-- start of Data provided --

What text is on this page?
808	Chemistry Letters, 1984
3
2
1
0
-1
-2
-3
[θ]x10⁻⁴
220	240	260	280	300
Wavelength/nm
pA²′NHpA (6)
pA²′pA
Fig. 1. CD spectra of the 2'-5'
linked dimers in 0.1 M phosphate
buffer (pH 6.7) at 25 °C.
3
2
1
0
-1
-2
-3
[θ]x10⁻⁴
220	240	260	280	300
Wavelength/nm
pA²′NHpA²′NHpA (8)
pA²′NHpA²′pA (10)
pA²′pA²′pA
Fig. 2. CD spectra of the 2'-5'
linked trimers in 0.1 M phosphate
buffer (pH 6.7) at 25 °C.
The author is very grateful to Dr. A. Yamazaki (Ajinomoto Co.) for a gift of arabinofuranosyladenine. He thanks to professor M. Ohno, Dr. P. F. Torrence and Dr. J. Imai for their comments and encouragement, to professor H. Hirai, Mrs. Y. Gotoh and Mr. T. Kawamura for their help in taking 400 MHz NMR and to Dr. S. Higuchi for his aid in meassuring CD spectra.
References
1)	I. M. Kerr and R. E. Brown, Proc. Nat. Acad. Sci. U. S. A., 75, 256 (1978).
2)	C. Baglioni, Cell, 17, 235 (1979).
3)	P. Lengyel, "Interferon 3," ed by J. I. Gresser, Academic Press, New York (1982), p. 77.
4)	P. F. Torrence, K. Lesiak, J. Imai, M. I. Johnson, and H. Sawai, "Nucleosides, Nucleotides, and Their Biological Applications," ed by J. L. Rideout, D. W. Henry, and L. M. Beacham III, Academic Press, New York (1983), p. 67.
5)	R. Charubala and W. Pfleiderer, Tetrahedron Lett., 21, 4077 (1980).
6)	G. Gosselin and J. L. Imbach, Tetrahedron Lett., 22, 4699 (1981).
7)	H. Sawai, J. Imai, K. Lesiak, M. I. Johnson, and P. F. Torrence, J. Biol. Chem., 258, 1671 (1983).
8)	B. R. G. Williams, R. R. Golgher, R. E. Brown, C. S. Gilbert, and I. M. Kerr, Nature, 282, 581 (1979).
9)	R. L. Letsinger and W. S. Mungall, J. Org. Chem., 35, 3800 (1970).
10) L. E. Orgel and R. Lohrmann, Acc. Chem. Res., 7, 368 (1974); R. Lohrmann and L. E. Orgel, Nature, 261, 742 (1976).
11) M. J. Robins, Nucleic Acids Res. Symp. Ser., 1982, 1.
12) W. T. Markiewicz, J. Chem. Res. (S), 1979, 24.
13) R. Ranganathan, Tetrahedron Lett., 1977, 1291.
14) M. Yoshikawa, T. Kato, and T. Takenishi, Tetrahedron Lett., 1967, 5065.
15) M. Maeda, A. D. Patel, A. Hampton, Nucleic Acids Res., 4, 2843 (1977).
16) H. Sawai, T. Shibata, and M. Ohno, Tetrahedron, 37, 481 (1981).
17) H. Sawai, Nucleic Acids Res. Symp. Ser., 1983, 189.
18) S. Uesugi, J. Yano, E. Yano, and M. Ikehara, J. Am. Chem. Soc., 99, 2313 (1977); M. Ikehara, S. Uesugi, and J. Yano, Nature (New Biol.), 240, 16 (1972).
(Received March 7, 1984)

-- end of Data provided --

» **Challenge**
Which lines include the word "Brown"? List them all.

» **Exercise output**
1)	I. M. Kerr and R. E. Brown, Proc. Nat. Acad. Sci. U. S. A., 75, 256 (1978).
8)	B. R. G. Williams, R. R. Golgher, R. E. Brown, C. S. Gilbert, and I. M. Kerr, Nature, 282, 581 (1979).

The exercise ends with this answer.